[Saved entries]
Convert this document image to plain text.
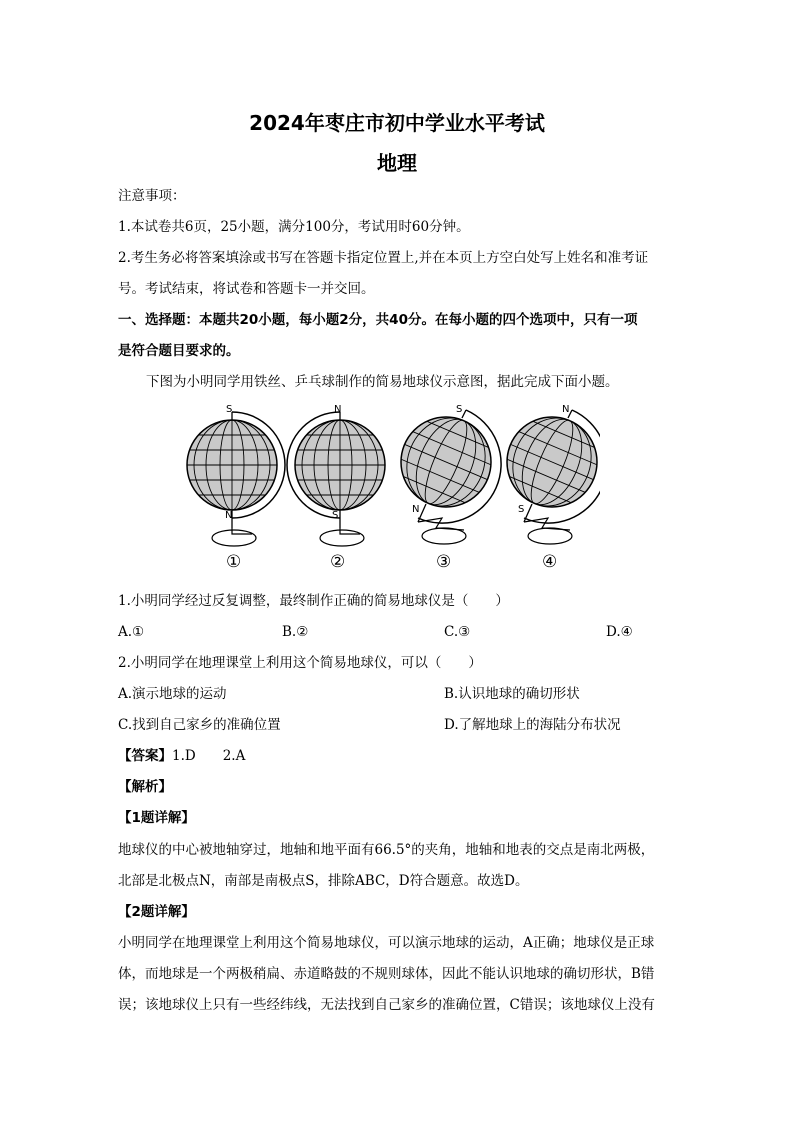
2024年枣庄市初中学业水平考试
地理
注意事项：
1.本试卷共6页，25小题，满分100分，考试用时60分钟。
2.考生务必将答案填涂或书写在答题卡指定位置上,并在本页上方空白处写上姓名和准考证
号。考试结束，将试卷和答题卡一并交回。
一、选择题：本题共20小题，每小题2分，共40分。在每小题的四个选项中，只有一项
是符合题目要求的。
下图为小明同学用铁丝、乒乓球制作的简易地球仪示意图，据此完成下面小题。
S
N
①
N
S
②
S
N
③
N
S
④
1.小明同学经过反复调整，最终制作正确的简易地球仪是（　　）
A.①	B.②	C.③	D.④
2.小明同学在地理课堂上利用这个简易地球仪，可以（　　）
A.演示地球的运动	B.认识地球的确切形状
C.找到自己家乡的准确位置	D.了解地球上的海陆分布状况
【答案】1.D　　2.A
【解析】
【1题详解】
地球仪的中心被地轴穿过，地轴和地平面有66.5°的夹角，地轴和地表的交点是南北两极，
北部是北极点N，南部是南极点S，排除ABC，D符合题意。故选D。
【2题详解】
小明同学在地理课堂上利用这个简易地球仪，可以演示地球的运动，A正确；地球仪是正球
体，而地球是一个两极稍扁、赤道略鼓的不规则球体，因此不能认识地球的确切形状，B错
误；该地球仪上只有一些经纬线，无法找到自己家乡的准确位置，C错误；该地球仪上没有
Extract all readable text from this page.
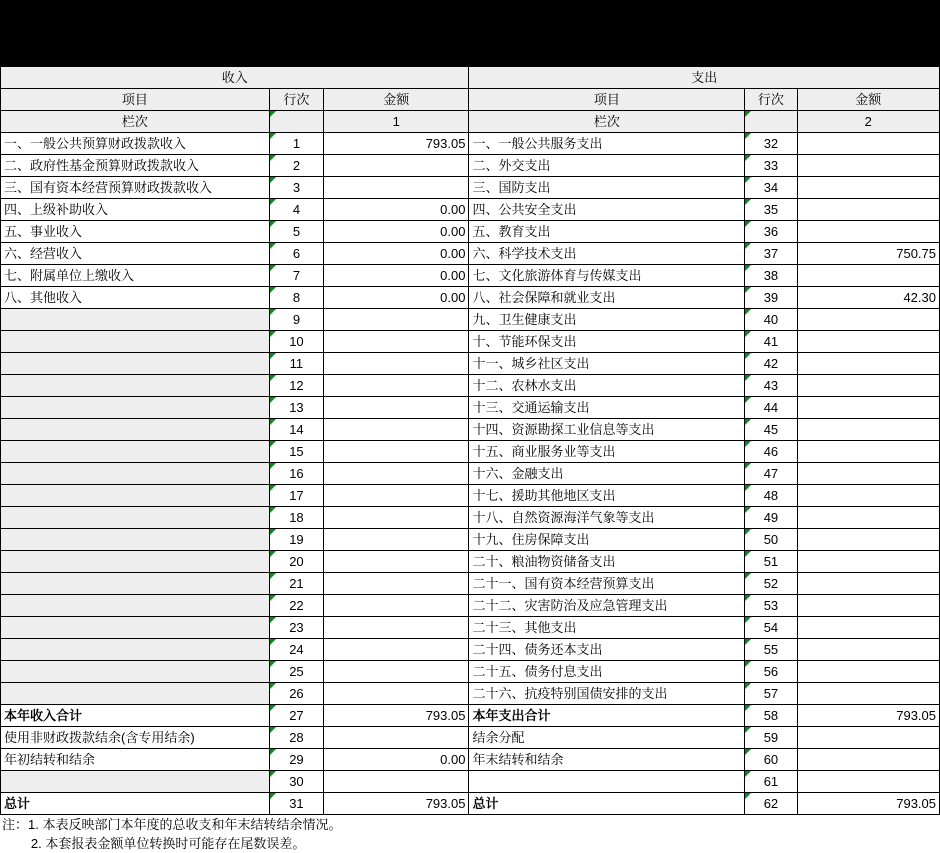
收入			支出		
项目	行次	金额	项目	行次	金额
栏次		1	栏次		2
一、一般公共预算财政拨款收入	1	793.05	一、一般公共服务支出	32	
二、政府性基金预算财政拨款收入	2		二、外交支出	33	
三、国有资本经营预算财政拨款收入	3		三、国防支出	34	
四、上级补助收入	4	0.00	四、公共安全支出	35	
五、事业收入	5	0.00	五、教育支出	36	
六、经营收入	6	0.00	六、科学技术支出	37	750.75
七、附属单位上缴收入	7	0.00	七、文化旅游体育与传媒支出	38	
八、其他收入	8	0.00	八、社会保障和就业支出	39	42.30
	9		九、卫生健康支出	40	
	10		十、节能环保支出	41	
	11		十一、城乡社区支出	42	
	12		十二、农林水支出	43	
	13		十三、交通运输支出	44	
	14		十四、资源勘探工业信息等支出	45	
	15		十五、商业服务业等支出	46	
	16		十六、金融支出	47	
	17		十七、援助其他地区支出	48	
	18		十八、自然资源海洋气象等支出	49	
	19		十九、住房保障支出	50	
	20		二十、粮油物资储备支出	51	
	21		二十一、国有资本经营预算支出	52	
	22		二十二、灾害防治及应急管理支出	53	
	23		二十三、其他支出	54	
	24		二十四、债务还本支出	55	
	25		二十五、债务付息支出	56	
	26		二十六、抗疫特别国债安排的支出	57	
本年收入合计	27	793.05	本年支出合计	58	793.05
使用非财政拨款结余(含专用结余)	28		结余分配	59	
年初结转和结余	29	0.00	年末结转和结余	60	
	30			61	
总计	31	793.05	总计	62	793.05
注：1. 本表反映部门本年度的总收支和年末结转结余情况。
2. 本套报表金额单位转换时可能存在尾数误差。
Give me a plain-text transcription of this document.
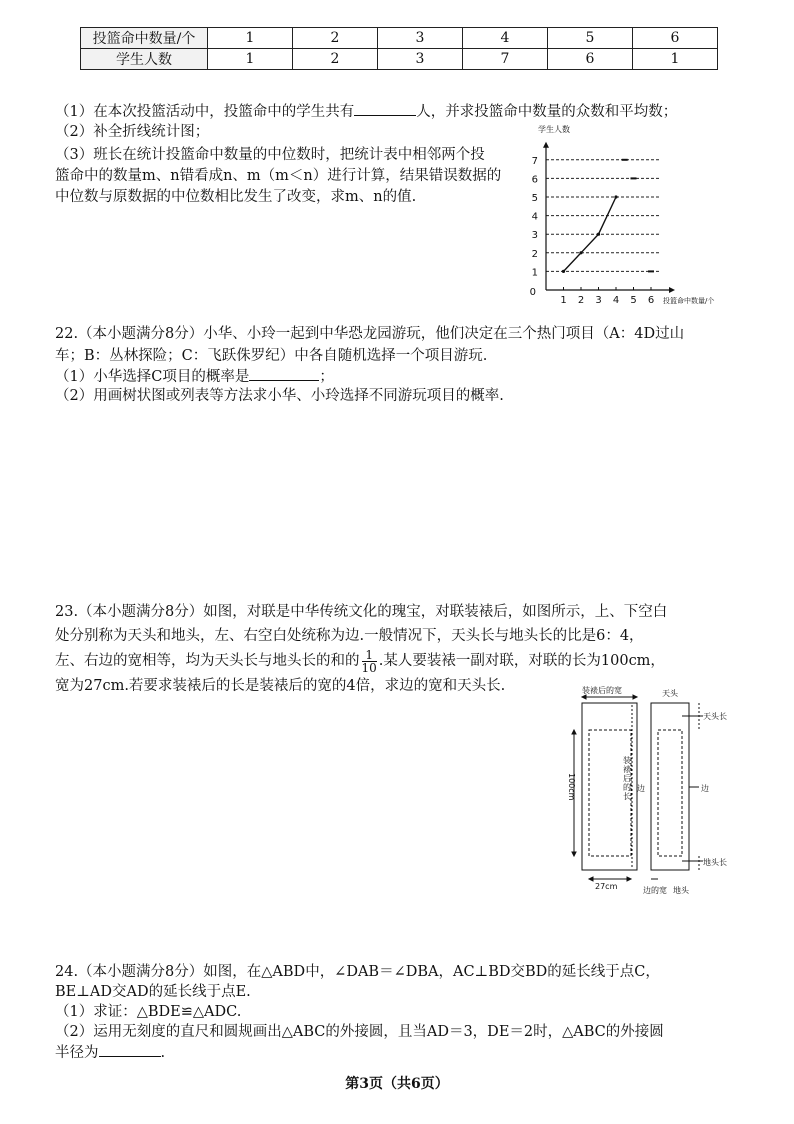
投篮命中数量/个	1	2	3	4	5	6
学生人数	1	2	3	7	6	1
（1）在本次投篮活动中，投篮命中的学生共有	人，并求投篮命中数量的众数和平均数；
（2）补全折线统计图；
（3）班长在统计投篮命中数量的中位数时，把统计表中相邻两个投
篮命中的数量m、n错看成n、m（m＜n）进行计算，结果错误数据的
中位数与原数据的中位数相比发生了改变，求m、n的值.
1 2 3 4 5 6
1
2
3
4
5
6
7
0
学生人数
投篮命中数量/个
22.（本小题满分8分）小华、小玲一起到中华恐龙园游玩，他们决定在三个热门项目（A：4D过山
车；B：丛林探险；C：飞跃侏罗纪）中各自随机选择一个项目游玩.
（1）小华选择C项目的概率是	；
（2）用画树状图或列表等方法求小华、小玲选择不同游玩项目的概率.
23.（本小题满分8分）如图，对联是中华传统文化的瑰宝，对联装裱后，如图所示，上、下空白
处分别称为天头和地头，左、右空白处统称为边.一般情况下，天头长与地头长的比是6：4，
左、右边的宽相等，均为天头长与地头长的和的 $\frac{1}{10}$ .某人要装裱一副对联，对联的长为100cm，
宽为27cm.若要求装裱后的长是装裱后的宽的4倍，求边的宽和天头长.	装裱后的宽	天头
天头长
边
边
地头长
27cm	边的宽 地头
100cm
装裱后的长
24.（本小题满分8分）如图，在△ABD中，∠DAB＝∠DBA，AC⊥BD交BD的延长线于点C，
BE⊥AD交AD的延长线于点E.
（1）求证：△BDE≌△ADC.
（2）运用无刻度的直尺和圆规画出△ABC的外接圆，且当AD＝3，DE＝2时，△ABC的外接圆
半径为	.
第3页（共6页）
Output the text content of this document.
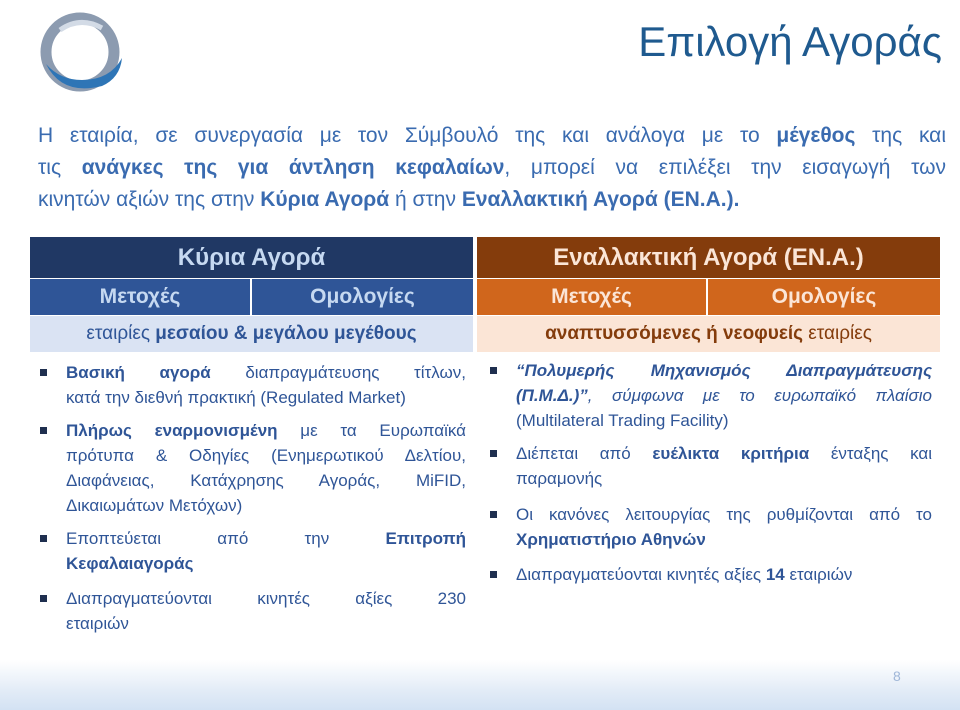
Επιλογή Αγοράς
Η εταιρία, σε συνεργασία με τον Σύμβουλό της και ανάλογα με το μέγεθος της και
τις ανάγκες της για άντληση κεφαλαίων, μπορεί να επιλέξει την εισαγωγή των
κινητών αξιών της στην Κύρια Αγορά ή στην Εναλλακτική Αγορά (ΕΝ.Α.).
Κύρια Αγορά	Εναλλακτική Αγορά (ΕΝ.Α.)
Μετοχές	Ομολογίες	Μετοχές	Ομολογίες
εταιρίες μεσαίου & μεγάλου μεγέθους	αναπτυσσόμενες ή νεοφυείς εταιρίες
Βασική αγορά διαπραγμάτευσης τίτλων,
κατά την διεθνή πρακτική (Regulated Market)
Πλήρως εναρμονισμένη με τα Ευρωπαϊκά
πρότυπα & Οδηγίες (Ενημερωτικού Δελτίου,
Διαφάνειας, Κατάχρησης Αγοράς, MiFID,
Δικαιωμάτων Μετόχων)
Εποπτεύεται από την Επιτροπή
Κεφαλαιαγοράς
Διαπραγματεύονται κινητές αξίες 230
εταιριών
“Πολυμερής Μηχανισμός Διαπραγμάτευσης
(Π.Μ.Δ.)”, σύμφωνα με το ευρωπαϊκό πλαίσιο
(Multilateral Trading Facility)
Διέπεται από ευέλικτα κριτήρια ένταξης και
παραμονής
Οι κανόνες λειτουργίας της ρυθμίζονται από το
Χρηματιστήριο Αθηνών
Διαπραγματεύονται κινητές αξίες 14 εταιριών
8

> _Do this_
Copy each line of the data above that holds "小明同学在地理课堂上利用这个简易地球仪".

> _Task solution_
2.小明同学在地理课堂上利用这个简易地球仪，可以（　　）
小明同学在地理课堂上利用这个简易地球仪，可以演示地球的运动，A正确；地球仪是正球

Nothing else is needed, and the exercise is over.